- Exercise instructions: Pictures aside, repeat every entry exactly.

- Stored rows:
-- START --
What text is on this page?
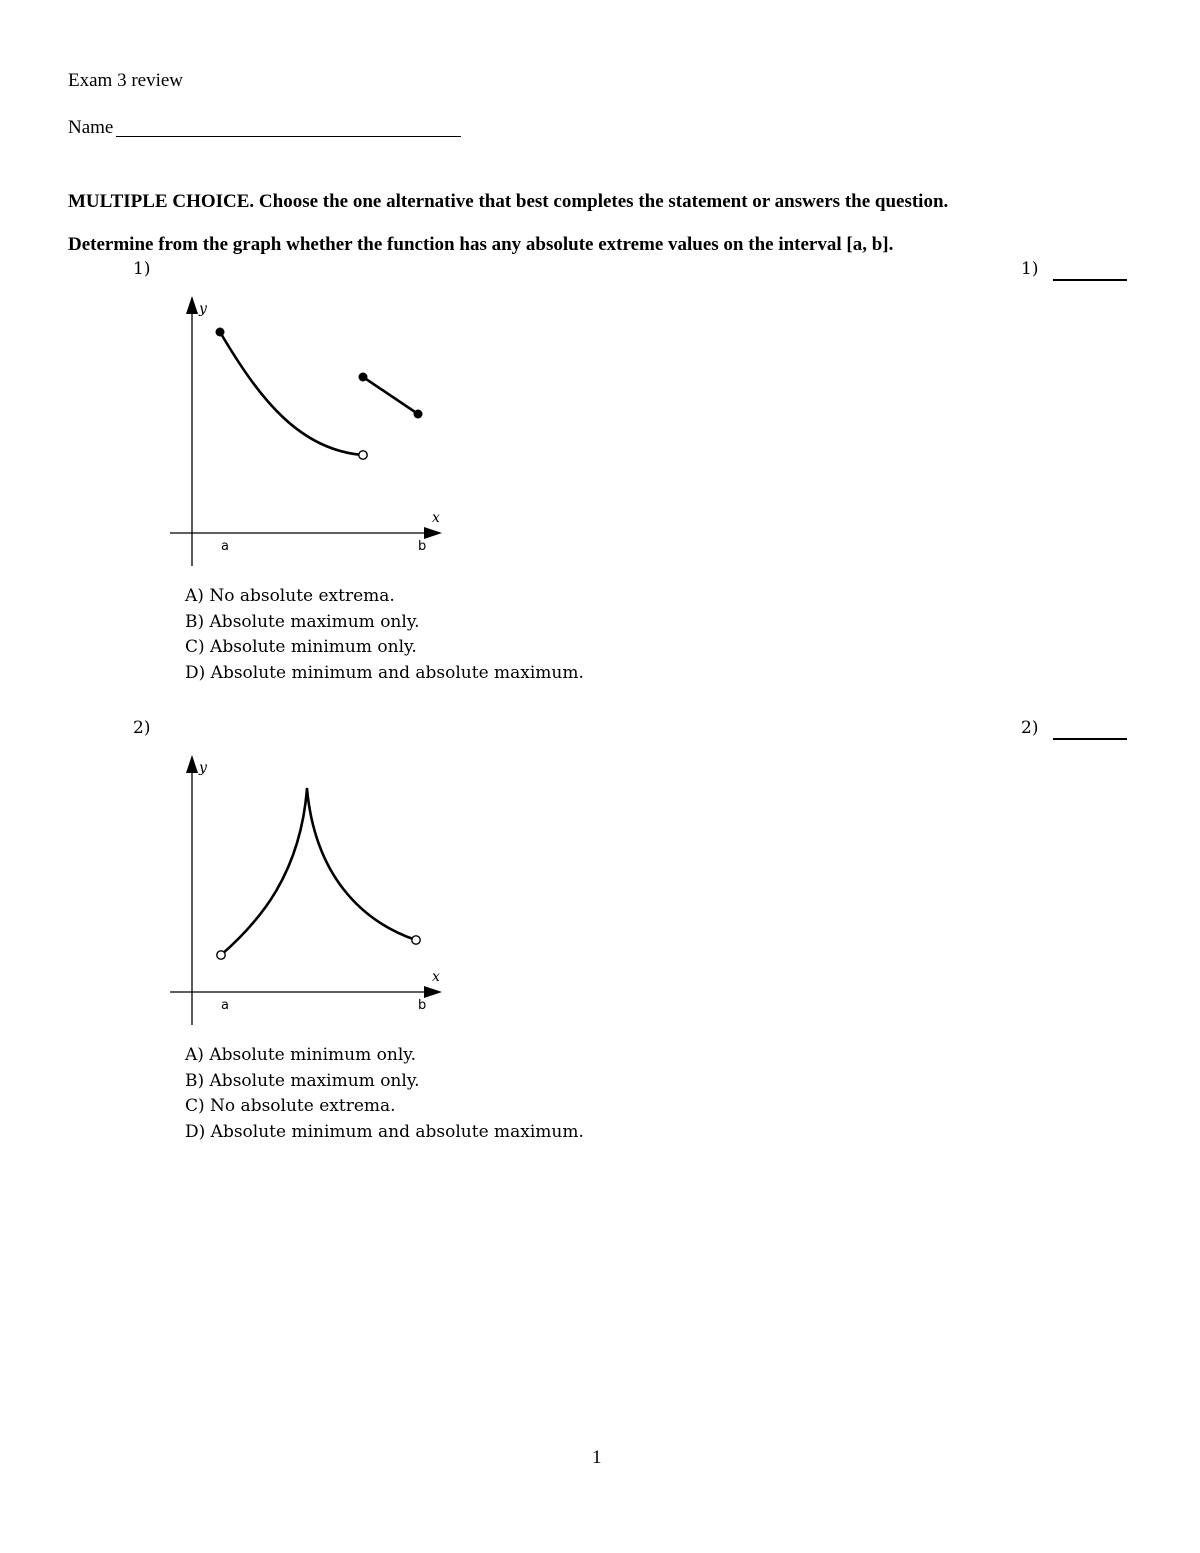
Exam 3 review
Name
MULTIPLE CHOICE. Choose the one alternative that best completes the statement or answers the question.
Determine from the graph whether the function has any absolute extreme values on the interval [a, b].
1)	1)
y
x
a	b
A) No absolute extrema.
B) Absolute maximum only.
C) Absolute minimum only.
D) Absolute minimum and absolute maximum.
2)	2)
y
x
a	b
A) Absolute minimum only.
B) Absolute maximum only.
C) No absolute extrema.
D) Absolute minimum and absolute maximum.
1
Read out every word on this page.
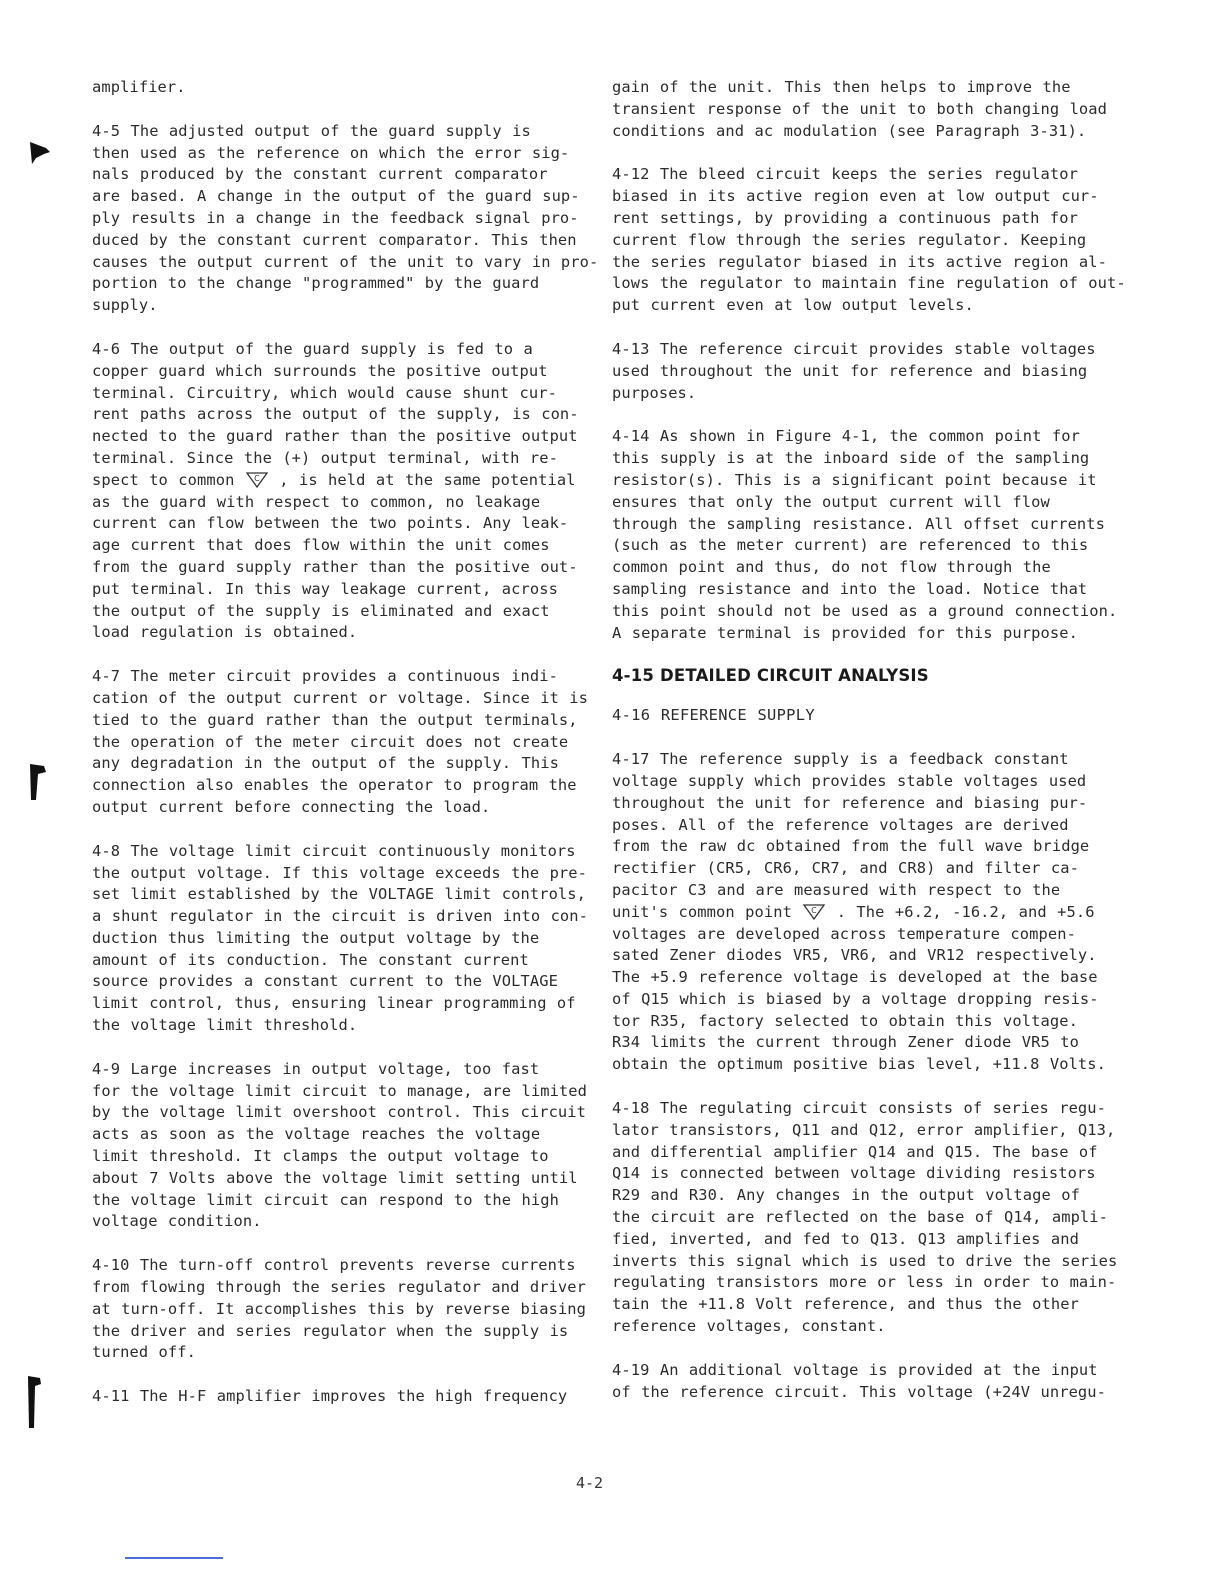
amplifier.
4-5 The adjusted output of the guard supply is
then used as the reference on which the error sig-
nals produced by the constant current comparator
are based. A change in the output of the guard sup-
ply results in a change in the feedback signal pro-
duced by the constant current comparator. This then
causes the output current of the unit to vary in pro-
portion to the change "programmed" by the guard
supply.
4-6 The output of the guard supply is fed to a
copper guard which surrounds the positive output
terminal. Circuitry, which would cause shunt cur-
rent paths across the output of the supply, is con-
nected to the guard rather than the positive output
terminal. Since the (+) output terminal, with re-
spect to common C , is held at the same potential
as the guard with respect to common, no leakage
current can flow between the two points. Any leak-
age current that does flow within the unit comes
from the guard supply rather than the positive out-
put terminal. In this way leakage current, across
the output of the supply is eliminated and exact
load regulation is obtained.
4-7 The meter circuit provides a continuous indi-
cation of the output current or voltage. Since it is
tied to the guard rather than the output terminals,
the operation of the meter circuit does not create
any degradation in the output of the supply. This
connection also enables the operator to program the
output current before connecting the load.
4-8 The voltage limit circuit continuously monitors
the output voltage. If this voltage exceeds the pre-
set limit established by the VOLTAGE limit controls,
a shunt regulator in the circuit is driven into con-
duction thus limiting the output voltage by the
amount of its conduction. The constant current
source provides a constant current to the VOLTAGE
limit control, thus, ensuring linear programming of
the voltage limit threshold.
4-9 Large increases in output voltage, too fast
for the voltage limit circuit to manage, are limited
by the voltage limit overshoot control. This circuit
acts as soon as the voltage reaches the voltage
limit threshold. It clamps the output voltage to
about 7 Volts above the voltage limit setting until
the voltage limit circuit can respond to the high
voltage condition.
4-10 The turn-off control prevents reverse currents
from flowing through the series regulator and driver
at turn-off. It accomplishes this by reverse biasing
the driver and series regulator when the supply is
turned off.
4-11 The H-F amplifier improves the high frequency
gain of the unit. This then helps to improve the
transient response of the unit to both changing load
conditions and ac modulation (see Paragraph 3-31).
4-12 The bleed circuit keeps the series regulator
biased in its active region even at low output cur-
rent settings, by providing a continuous path for
current flow through the series regulator. Keeping
the series regulator biased in its active region al-
lows the regulator to maintain fine regulation of out-
put current even at low output levels.
4-13 The reference circuit provides stable voltages
used throughout the unit for reference and biasing
purposes.
4-14 As shown in Figure 4-1, the common point for
this supply is at the inboard side of the sampling
resistor(s). This is a significant point because it
ensures that only the output current will flow
through the sampling resistance. All offset currents
(such as the meter current) are referenced to this
common point and thus, do not flow through the
sampling resistance and into the load. Notice that
this point should not be used as a ground connection.
A separate terminal is provided for this purpose.
4-15 DETAILED CIRCUIT ANALYSIS
4-16 REFERENCE SUPPLY
4-17 The reference supply is a feedback constant
voltage supply which provides stable voltages used
throughout the unit for reference and biasing pur-
poses. All of the reference voltages are derived
from the raw dc obtained from the full wave bridge
rectifier (CR5, CR6, CR7, and CR8) and filter ca-
pacitor C3 and are measured with respect to the
unit's common point C . The +6.2, -16.2, and +5.6
voltages are developed across temperature compen-
sated Zener diodes VR5, VR6, and VR12 respectively.
The +5.9 reference voltage is developed at the base
of Q15 which is biased by a voltage dropping resis-
tor R35, factory selected to obtain this voltage.
R34 limits the current through Zener diode VR5 to
obtain the optimum positive bias level, +11.8 Volts.
4-18 The regulating circuit consists of series regu-
lator transistors, Q11 and Q12, error amplifier, Q13,
and differential amplifier Q14 and Q15. The base of
Q14 is connected between voltage dividing resistors
R29 and R30. Any changes in the output voltage of
the circuit are reflected on the base of Q14, ampli-
fied, inverted, and fed to Q13. Q13 amplifies and
inverts this signal which is used to drive the series
regulating transistors more or less in order to main-
tain the +11.8 Volt reference, and thus the other
reference voltages, constant.
4-19 An additional voltage is provided at the input
of the reference circuit. This voltage (+24V unregu-
4-2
-- END --
- Result of the task:
What text is on this page?
Exam 3 review
Name
MULTIPLE CHOICE. Choose the one alternative that best completes the statement or answers the question.
Determine from the graph whether the function has any absolute extreme values on the interval [a, b].
1)	1)
y
x
a	b
A) No absolute extrema.
B) Absolute maximum only.
C) Absolute minimum only.
D) Absolute minimum and absolute maximum.
2)	2)
y
x
a	b
A) Absolute minimum only.
B) Absolute maximum only.
C) No absolute extrema.
D) Absolute minimum and absolute maximum.
1
Read out every word on this page.
amplifier.
4-5 The adjusted output of the guard supply is
then used as the reference on which the error sig-
nals produced by the constant current comparator
are based. A change in the output of the guard sup-
ply results in a change in the feedback signal pro-
duced by the constant current comparator. This then
causes the output current of the unit to vary in pro-
portion to the change "programmed" by the guard
supply.
4-6 The output of the guard supply is fed to a
copper guard which surrounds the positive output
terminal. Circuitry, which would cause shunt cur-
rent paths across the output of the supply, is con-
nected to the guard rather than the positive output
terminal. Since the (+) output terminal, with re-
spect to common C , is held at the same potential
as the guard with respect to common, no leakage
current can flow between the two points. Any leak-
age current that does flow within the unit comes
from the guard supply rather than the positive out-
put terminal. In this way leakage current, across
the output of the supply is eliminated and exact
load regulation is obtained.
4-7 The meter circuit provides a continuous indi-
cation of the output current or voltage. Since it is
tied to the guard rather than the output terminals,
the operation of the meter circuit does not create
any degradation in the output of the supply. This
connection also enables the operator to program the
output current before connecting the load.
4-8 The voltage limit circuit continuously monitors
the output voltage. If this voltage exceeds the pre-
set limit established by the VOLTAGE limit controls,
a shunt regulator in the circuit is driven into con-
duction thus limiting the output voltage by the
amount of its conduction. The constant current
source provides a constant current to the VOLTAGE
limit control, thus, ensuring linear programming of
the voltage limit threshold.
4-9 Large increases in output voltage, too fast
for the voltage limit circuit to manage, are limited
by the voltage limit overshoot control. This circuit
acts as soon as the voltage reaches the voltage
limit threshold. It clamps the output voltage to
about 7 Volts above the voltage limit setting until
the voltage limit circuit can respond to the high
voltage condition.
4-10 The turn-off control prevents reverse currents
from flowing through the series regulator and driver
at turn-off. It accomplishes this by reverse biasing
the driver and series regulator when the supply is
turned off.
4-11 The H-F amplifier improves the high frequency
gain of the unit. This then helps to improve the
transient response of the unit to both changing load
conditions and ac modulation (see Paragraph 3-31).
4-12 The bleed circuit keeps the series regulator
biased in its active region even at low output cur-
rent settings, by providing a continuous path for
current flow through the series regulator. Keeping
the series regulator biased in its active region al-
lows the regulator to maintain fine regulation of out-
put current even at low output levels.
4-13 The reference circuit provides stable voltages
used throughout the unit for reference and biasing
purposes.
4-14 As shown in Figure 4-1, the common point for
this supply is at the inboard side of the sampling
resistor(s). This is a significant point because it
ensures that only the output current will flow
through the sampling resistance. All offset currents
(such as the meter current) are referenced to this
common point and thus, do not flow through the
sampling resistance and into the load. Notice that
this point should not be used as a ground connection.
A separate terminal is provided for this purpose.
4-15 DETAILED CIRCUIT ANALYSIS
4-16 REFERENCE SUPPLY
4-17 The reference supply is a feedback constant
voltage supply which provides stable voltages used
throughout the unit for reference and biasing pur-
poses. All of the reference voltages are derived
from the raw dc obtained from the full wave bridge
rectifier (CR5, CR6, CR7, and CR8) and filter ca-
pacitor C3 and are measured with respect to the
unit's common point C . The +6.2, -16.2, and +5.6
voltages are developed across temperature compen-
sated Zener diodes VR5, VR6, and VR12 respectively.
The +5.9 reference voltage is developed at the base
of Q15 which is biased by a voltage dropping resis-
tor R35, factory selected to obtain this voltage.
R34 limits the current through Zener diode VR5 to
obtain the optimum positive bias level, +11.8 Volts.
4-18 The regulating circuit consists of series regu-
lator transistors, Q11 and Q12, error amplifier, Q13,
and differential amplifier Q14 and Q15. The base of
Q14 is connected between voltage dividing resistors
R29 and R30. Any changes in the output voltage of
the circuit are reflected on the base of Q14, ampli-
fied, inverted, and fed to Q13. Q13 amplifies and
inverts this signal which is used to drive the series
regulating transistors more or less in order to main-
tain the +11.8 Volt reference, and thus the other
reference voltages, constant.
4-19 An additional voltage is provided at the input
of the reference circuit. This voltage (+24V unregu-
4-2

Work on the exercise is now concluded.